REQUIREMENT: Each entry below is to be printed verbatim.

Stored data:
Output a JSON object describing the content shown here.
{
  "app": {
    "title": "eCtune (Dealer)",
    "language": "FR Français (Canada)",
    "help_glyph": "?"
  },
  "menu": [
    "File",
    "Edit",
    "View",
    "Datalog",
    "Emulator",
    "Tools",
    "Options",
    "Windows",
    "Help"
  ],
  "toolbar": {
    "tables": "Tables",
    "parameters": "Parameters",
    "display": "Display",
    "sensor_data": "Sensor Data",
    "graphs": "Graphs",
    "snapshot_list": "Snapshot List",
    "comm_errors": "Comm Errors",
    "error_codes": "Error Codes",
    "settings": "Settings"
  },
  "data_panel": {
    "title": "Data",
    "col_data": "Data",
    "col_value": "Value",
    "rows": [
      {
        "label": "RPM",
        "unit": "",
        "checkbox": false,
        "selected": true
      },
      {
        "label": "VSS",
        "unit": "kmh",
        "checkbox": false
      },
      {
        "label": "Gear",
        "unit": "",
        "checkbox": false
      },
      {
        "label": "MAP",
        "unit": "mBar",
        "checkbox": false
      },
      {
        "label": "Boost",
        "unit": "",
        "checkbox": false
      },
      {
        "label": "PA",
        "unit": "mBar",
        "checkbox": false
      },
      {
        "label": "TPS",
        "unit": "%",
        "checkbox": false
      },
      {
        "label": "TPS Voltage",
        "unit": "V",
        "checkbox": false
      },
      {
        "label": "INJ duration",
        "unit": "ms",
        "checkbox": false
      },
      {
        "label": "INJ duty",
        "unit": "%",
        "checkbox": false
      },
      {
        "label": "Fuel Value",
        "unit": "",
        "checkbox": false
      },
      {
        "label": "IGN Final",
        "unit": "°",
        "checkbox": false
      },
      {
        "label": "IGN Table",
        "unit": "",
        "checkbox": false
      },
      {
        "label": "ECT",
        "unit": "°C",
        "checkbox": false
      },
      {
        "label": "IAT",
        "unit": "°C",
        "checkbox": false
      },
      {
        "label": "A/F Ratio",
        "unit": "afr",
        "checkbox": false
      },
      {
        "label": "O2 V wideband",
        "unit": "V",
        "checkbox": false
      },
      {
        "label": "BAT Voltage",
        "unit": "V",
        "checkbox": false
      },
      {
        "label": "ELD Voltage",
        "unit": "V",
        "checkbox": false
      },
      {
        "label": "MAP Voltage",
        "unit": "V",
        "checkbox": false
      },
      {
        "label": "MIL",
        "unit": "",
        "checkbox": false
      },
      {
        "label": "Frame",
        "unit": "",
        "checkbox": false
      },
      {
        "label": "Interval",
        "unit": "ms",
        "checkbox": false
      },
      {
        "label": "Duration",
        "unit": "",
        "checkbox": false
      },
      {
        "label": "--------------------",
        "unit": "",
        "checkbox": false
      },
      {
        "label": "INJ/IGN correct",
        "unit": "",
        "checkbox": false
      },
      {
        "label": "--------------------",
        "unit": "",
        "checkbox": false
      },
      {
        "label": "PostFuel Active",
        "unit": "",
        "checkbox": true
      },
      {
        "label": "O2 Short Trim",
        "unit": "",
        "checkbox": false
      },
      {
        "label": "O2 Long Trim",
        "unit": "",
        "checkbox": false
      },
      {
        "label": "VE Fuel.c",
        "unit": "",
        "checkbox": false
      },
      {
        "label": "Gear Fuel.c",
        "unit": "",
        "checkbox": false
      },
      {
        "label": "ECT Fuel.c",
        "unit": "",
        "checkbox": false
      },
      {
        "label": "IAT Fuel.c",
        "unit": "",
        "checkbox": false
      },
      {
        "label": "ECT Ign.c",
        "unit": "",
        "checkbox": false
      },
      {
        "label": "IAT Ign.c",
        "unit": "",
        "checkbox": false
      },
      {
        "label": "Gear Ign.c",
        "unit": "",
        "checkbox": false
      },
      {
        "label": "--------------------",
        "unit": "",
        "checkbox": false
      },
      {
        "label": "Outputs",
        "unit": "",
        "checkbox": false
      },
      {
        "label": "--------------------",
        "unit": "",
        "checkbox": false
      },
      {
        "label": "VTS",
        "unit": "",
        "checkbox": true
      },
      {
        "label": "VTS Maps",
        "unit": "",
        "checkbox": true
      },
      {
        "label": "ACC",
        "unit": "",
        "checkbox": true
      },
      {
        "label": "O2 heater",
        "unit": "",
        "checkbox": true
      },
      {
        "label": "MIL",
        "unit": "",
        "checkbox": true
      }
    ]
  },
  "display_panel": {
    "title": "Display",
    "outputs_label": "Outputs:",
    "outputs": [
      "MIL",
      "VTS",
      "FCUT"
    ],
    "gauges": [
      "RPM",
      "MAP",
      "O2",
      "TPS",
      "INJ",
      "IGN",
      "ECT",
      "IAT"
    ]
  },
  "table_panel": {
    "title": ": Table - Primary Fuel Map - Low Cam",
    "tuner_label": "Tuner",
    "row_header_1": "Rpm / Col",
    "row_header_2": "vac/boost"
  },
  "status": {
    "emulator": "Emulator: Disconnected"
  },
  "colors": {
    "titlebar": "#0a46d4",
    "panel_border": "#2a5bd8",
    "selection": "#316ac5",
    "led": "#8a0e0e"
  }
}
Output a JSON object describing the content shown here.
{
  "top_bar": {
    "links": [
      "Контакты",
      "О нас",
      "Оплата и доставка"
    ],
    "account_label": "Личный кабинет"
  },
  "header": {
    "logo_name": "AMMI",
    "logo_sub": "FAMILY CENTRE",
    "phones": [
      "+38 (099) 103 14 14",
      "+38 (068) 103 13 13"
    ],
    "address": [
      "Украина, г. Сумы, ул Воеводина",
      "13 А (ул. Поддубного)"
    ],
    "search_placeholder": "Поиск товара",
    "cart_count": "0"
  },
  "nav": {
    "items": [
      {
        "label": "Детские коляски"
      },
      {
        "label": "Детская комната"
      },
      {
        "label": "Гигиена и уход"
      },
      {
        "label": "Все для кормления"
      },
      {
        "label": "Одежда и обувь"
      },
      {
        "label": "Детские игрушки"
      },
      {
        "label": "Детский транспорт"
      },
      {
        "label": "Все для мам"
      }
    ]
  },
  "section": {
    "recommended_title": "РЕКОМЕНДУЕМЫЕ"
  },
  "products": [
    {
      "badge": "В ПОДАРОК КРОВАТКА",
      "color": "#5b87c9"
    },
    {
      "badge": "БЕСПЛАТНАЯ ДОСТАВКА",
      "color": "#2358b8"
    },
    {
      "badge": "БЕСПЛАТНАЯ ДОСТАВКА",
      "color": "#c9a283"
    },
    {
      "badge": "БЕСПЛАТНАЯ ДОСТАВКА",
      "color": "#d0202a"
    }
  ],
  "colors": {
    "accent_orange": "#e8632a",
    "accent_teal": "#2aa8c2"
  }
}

SOLVED PROBLEM:
Output a JSON object describing the content shown here.
{
  "app": {
    "title": "eCtune (Dealer)",
    "language": "FR Français (Canada)",
    "help_glyph": "?"
  },
  "menu": [
    "File",
    "Edit",
    "View",
    "Datalog",
    "Emulator",
    "Tools",
    "Options",
    "Windows",
    "Help"
  ],
  "toolbar": {
    "tables": "Tables",
    "parameters": "Parameters",
    "display": "Display",
    "sensor_data": "Sensor Data",
    "graphs": "Graphs",
    "snapshot_list": "Snapshot List",
    "comm_errors": "Comm Errors",
    "error_codes": "Error Codes",
    "settings": "Settings"
  },
  "data_panel": {
    "title": "Data",
    "col_data": "Data",
    "col_value": "Value",
    "rows": [
      {
        "label": "RPM",
        "unit": "",
        "checkbox": false,
        "selected": true
      },
      {
        "label": "VSS",
        "unit": "kmh",
        "checkbox": false
      },
      {
        "label": "Gear",
        "unit": "",
        "checkbox": false
      },
      {
        "label": "MAP",
        "unit": "mBar",
        "checkbox": false
      },
      {
        "label": "Boost",
        "unit": "",
        "checkbox": false
      },
      {
        "label": "PA",
        "unit": "mBar",
        "checkbox": false
      },
      {
        "label": "TPS",
        "unit": "%",
        "checkbox": false
      },
      {
        "label": "TPS Voltage",
        "unit": "V",
        "checkbox": false
      },
      {
        "label": "INJ duration",
        "unit": "ms",
        "checkbox": false
      },
      {
        "label": "INJ duty",
        "unit": "%",
        "checkbox": false
      },
      {
        "label": "Fuel Value",
        "unit": "",
        "checkbox": false
      },
      {
        "label": "IGN Final",
        "unit": "°",
        "checkbox": false
      },
      {
        "label": "IGN Table",
        "unit": "",
        "checkbox": false
      },
      {
        "label": "ECT",
        "unit": "°C",
        "checkbox": false
      },
      {
        "label": "IAT",
        "unit": "°C",
        "checkbox": false
      },
      {
        "label": "A/F Ratio",
        "unit": "afr",
        "checkbox": false
      },
      {
        "label": "O2 V wideband",
        "unit": "V",
        "checkbox": false
      },
      {
        "label": "BAT Voltage",
        "unit": "V",
        "checkbox": false
      },
      {
        "label": "ELD Voltage",
        "unit": "V",
        "checkbox": false
      },
      {
        "label": "MAP Voltage",
        "unit": "V",
        "checkbox": false
      },
      {
        "label": "MIL",
        "unit": "",
        "checkbox": false
      },
      {
        "label": "Frame",
        "unit": "",
        "checkbox": false
      },
      {
        "label": "Interval",
        "unit": "ms",
        "checkbox": false
      },
      {
        "label": "Duration",
        "unit": "",
        "checkbox": false
      },
      {
        "label": "--------------------",
        "unit": "",
        "checkbox": false
      },
      {
        "label": "INJ/IGN correct",
        "unit": "",
        "checkbox": false
      },
      {
        "label": "--------------------",
        "unit": "",
        "checkbox": false
      },
      {
        "label": "PostFuel Active",
        "unit": "",
        "checkbox": true
      },
      {
        "label": "O2 Short Trim",
        "unit": "",
        "checkbox": false
      },
      {
        "label": "O2 Long Trim",
        "unit": "",
        "checkbox": false
      },
      {
        "label": "VE Fuel.c",
        "unit": "",
        "checkbox": false
      },
      {
        "label": "Gear Fuel.c",
        "unit": "",
        "checkbox": false
      },
      {
        "label": "ECT Fuel.c",
        "unit": "",
        "checkbox": false
      },
      {
        "label": "IAT Fuel.c",
        "unit": "",
        "checkbox": false
      },
      {
        "label": "ECT Ign.c",
        "unit": "",
        "checkbox": false
      },
      {
        "label": "IAT Ign.c",
        "unit": "",
        "checkbox": false
      },
      {
        "label": "Gear Ign.c",
        "unit": "",
        "checkbox": false
      },
      {
        "label": "--------------------",
        "unit": "",
        "checkbox": false
      },
      {
        "label": "Outputs",
        "unit": "",
        "checkbox": false
      },
      {
        "label": "--------------------",
        "unit": "",
        "checkbox": false
      },
      {
        "label": "VTS",
        "unit": "",
        "checkbox": true
      },
      {
        "label": "VTS Maps",
        "unit": "",
        "checkbox": true
      },
      {
        "label": "ACC",
        "unit": "",
        "checkbox": true
      },
      {
        "label": "O2 heater",
        "unit": "",
        "checkbox": true
      },
      {
        "label": "MIL",
        "unit": "",
        "checkbox": true
      }
    ]
  },
  "display_panel": {
    "title": "Display",
    "outputs_label": "Outputs:",
    "outputs": [
      "MIL",
      "VTS",
      "FCUT"
    ],
    "gauges": [
      "RPM",
      "MAP",
      "O2",
      "TPS",
      "INJ",
      "IGN",
      "ECT",
      "IAT"
    ]
  },
  "table_panel": {
    "title": ": Table - Primary Fuel Map - Low Cam",
    "tuner_label": "Tuner",
    "row_header_1": "Rpm / Col",
    "row_header_2": "vac/boost"
  },
  "status": {
    "emulator": "Emulator: Disconnected"
  },
  "colors": {
    "titlebar": "#0a46d4",
    "panel_border": "#2a5bd8",
    "selection": "#316ac5",
    "led": "#8a0e0e"
  }
}
Output a JSON object describing the content shown here.
{
  "top_bar": {
    "links": [
      "Контакты",
      "О нас",
      "Оплата и доставка"
    ],
    "account_label": "Личный кабинет"
  },
  "header": {
    "logo_name": "AMMI",
    "logo_sub": "FAMILY CENTRE",
    "phones": [
      "+38 (099) 103 14 14",
      "+38 (068) 103 13 13"
    ],
    "address": [
      "Украина, г. Сумы, ул Воеводина",
      "13 А (ул. Поддубного)"
    ],
    "search_placeholder": "Поиск товара",
    "cart_count": "0"
  },
  "nav": {
    "items": [
      {
        "label": "Детские коляски"
      },
      {
        "label": "Детская комната"
      },
      {
        "label": "Гигиена и уход"
      },
      {
        "label": "Все для кормления"
      },
      {
        "label": "Одежда и обувь"
      },
      {
        "label": "Детские игрушки"
      },
      {
        "label": "Детский транспорт"
      },
      {
        "label": "Все для мам"
      }
    ]
  },
  "section": {
    "recommended_title": "РЕКОМЕНДУЕМЫЕ"
  },
  "products": [
    {
      "badge": "В ПОДАРОК КРОВАТКА",
      "color": "#5b87c9"
    },
    {
      "badge": "БЕСПЛАТНАЯ ДОСТАВКА",
      "color": "#2358b8"
    },
    {
      "badge": "БЕСПЛАТНАЯ ДОСТАВКА",
      "color": "#c9a283"
    },
    {
      "badge": "БЕСПЛАТНАЯ ДОСТАВКА",
      "color": "#d0202a"
    }
  ],
  "colors": {
    "accent_orange": "#e8632a",
    "accent_teal": "#2aa8c2"
  }
}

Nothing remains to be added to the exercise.